* [Aim] Give the data below again exactly as it stands. Omit the pictures.

* [Input records]
+ + + +
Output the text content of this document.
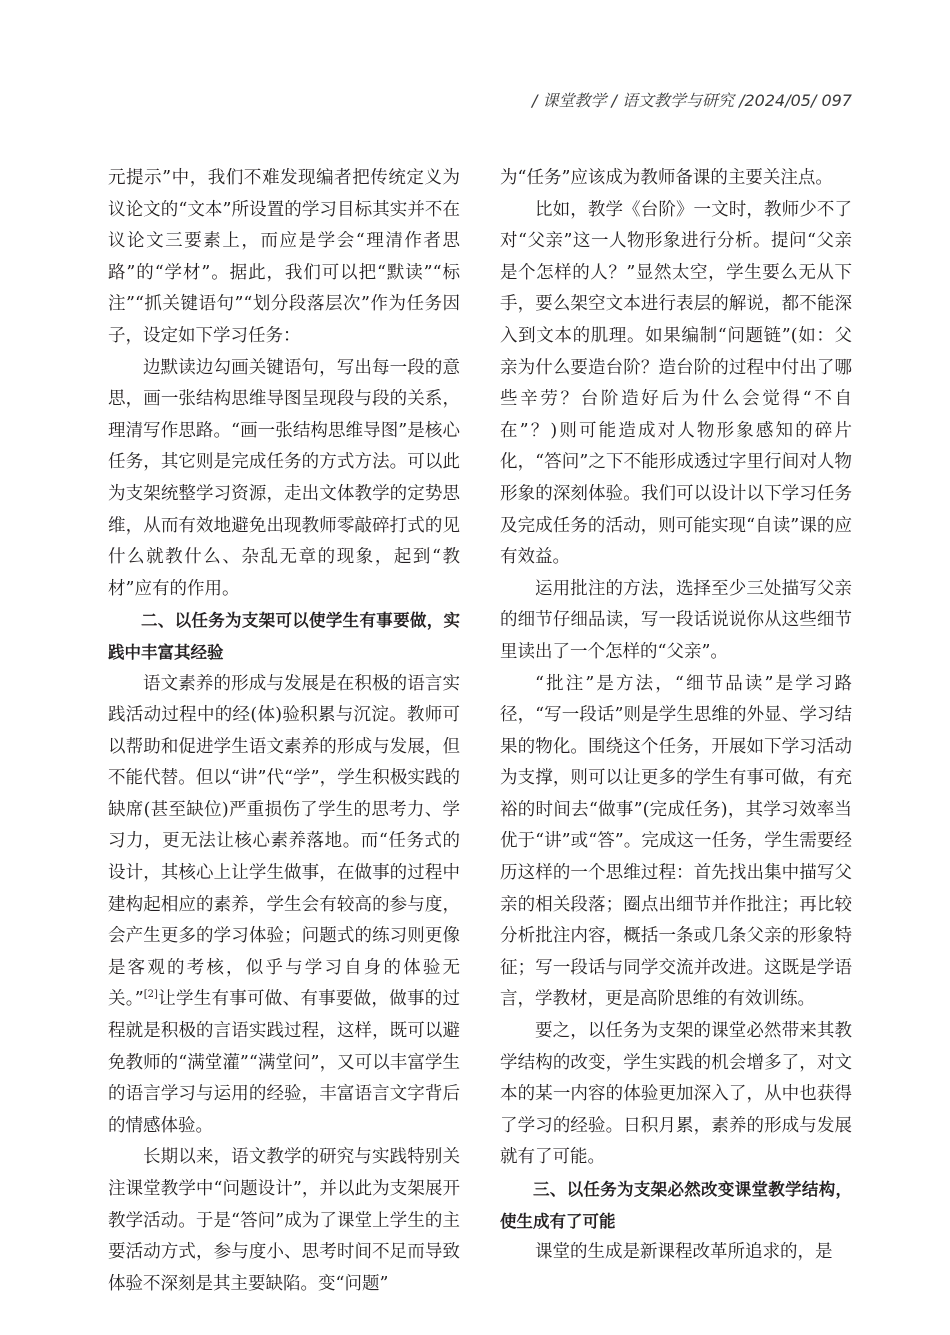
/ 课堂教学 / 语文教学与研究 /2024/05/ 097

元提示”中，我们不难发现编者把传统定义为议论文的“文本”所设置的学习目标其实并不在议论文三要素上，而应是学会“理清作者思路”的“学材”。据此，我们可以把“默读”“标注”“抓关键语句”“划分段落层次”作为任务因子，设定如下学习任务：

边默读边勾画关键语句，写出每一段的意思，画一张结构思维导图呈现段与段的关系，理清写作思路。“画一张结构思维导图”是核心任务，其它则是完成任务的方式方法。可以此为支架统整学习资源，走出文体教学的定势思维，从而有效地避免出现教师零敲碎打式的见什么就教什么、杂乱无章的现象，起到“教材”应有的作用。

二、以任务为支架可以使学生有事要做，实践中丰富其经验

语文素养的形成与发展是在积极的语言实践活动过程中的经(体)验积累与沉淀。教师可以帮助和促进学生语文素养的形成与发展，但不能代替。但以“讲”代“学”，学生积极实践的缺席(甚至缺位)严重损伤了学生的思考力、学习力，更无法让核心素养落地。而“任务式的设计，其核心上让学生做事，在做事的过程中建构起相应的素养，学生会有较高的参与度，会产生更多的学习体验；问题式的练习则更像是客观的考核，似乎与学习自身的体验无关。”[2]让学生有事可做、有事要做，做事的过程就是积极的言语实践过程，这样，既可以避免教师的“满堂灌”“满堂问”，又可以丰富学生的语言学习与运用的经验，丰富语言文字背后的情感体验。

长期以来，语文教学的研究与实践特别关注课堂教学中“问题设计”，并以此为支架展开教学活动。于是“答问”成为了课堂上学生的主要活动方式，参与度小、思考时间不足而导致体验不深刻是其主要缺陷。变“问题”

为“任务”应该成为教师备课的主要关注点。

比如，教学《台阶》一文时，教师少不了对“父亲”这一人物形象进行分析。提问“父亲是个怎样的人？”显然太空，学生要么无从下手，要么架空文本进行表层的解说，都不能深入到文本的肌理。如果编制“问题链”(如：父亲为什么要造台阶？造台阶的过程中付出了哪些辛劳？台阶造好后为什么会觉得“不自在”？)则可能造成对人物形象感知的碎片化，“答问”之下不能形成透过字里行间对人物形象的深刻体验。我们可以设计以下学习任务及完成任务的活动，则可能实现“自读”课的应有效益。

运用批注的方法，选择至少三处描写父亲的细节仔细品读，写一段话说说你从这些细节里读出了一个怎样的“父亲”。

“批注”是方法，“细节品读”是学习路径，“写一段话”则是学生思维的外显、学习结果的物化。围绕这个任务，开展如下学习活动为支撑，则可以让更多的学生有事可做，有充裕的时间去“做事”(完成任务)，其学习效率当优于“讲”或“答”。完成这一任务，学生需要经历这样的一个思维过程：首先找出集中描写父亲的相关段落；圈点出细节并作批注；再比较分析批注内容，概括一条或几条父亲的形象特征；写一段话与同学交流并改进。这既是学语言，学教材，更是高阶思维的有效训练。

要之，以任务为支架的课堂必然带来其教学结构的改变，学生实践的机会增多了，对文本的某一内容的体验更加深入了，从中也获得了学习的经验。日积月累，素养的形成与发展就有了可能。

三、以任务为支架必然改变课堂教学结构，使生成有了可能

课堂的生成是新课程改革所追求的，是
+ + + +
* [Reply to the exercise]
Output the text content of this document.
/ 课堂教学 / 语文教学与研究 /2024/05/ 097

元提示”中，我们不难发现编者把传统定义为议论文的“文本”所设置的学习目标其实并不在议论文三要素上，而应是学会“理清作者思路”的“学材”。据此，我们可以把“默读”“标注”“抓关键语句”“划分段落层次”作为任务因子，设定如下学习任务：

边默读边勾画关键语句，写出每一段的意思，画一张结构思维导图呈现段与段的关系，理清写作思路。“画一张结构思维导图”是核心任务，其它则是完成任务的方式方法。可以此为支架统整学习资源，走出文体教学的定势思维，从而有效地避免出现教师零敲碎打式的见什么就教什么、杂乱无章的现象，起到“教材”应有的作用。

二、以任务为支架可以使学生有事要做，实践中丰富其经验

语文素养的形成与发展是在积极的语言实践活动过程中的经(体)验积累与沉淀。教师可以帮助和促进学生语文素养的形成与发展，但不能代替。但以“讲”代“学”，学生积极实践的缺席(甚至缺位)严重损伤了学生的思考力、学习力，更无法让核心素养落地。而“任务式的设计，其核心上让学生做事，在做事的过程中建构起相应的素养，学生会有较高的参与度，会产生更多的学习体验；问题式的练习则更像是客观的考核，似乎与学习自身的体验无关。”[2]让学生有事可做、有事要做，做事的过程就是积极的言语实践过程，这样，既可以避免教师的“满堂灌”“满堂问”，又可以丰富学生的语言学习与运用的经验，丰富语言文字背后的情感体验。

长期以来，语文教学的研究与实践特别关注课堂教学中“问题设计”，并以此为支架展开教学活动。于是“答问”成为了课堂上学生的主要活动方式，参与度小、思考时间不足而导致体验不深刻是其主要缺陷。变“问题”

为“任务”应该成为教师备课的主要关注点。

比如，教学《台阶》一文时，教师少不了对“父亲”这一人物形象进行分析。提问“父亲是个怎样的人？”显然太空，学生要么无从下手，要么架空文本进行表层的解说，都不能深入到文本的肌理。如果编制“问题链”(如：父亲为什么要造台阶？造台阶的过程中付出了哪些辛劳？台阶造好后为什么会觉得“不自在”？)则可能造成对人物形象感知的碎片化，“答问”之下不能形成透过字里行间对人物形象的深刻体验。我们可以设计以下学习任务及完成任务的活动，则可能实现“自读”课的应有效益。

运用批注的方法，选择至少三处描写父亲的细节仔细品读，写一段话说说你从这些细节里读出了一个怎样的“父亲”。

“批注”是方法，“细节品读”是学习路径，“写一段话”则是学生思维的外显、学习结果的物化。围绕这个任务，开展如下学习活动为支撑，则可以让更多的学生有事可做，有充裕的时间去“做事”(完成任务)，其学习效率当优于“讲”或“答”。完成这一任务，学生需要经历这样的一个思维过程：首先找出集中描写父亲的相关段落；圈点出细节并作批注；再比较分析批注内容，概括一条或几条父亲的形象特征；写一段话与同学交流并改进。这既是学语言，学教材，更是高阶思维的有效训练。

要之，以任务为支架的课堂必然带来其教学结构的改变，学生实践的机会增多了，对文本的某一内容的体验更加深入了，从中也获得了学习的经验。日积月累，素养的形成与发展就有了可能。

三、以任务为支架必然改变课堂教学结构，使生成有了可能

课堂的生成是新课程改革所追求的，是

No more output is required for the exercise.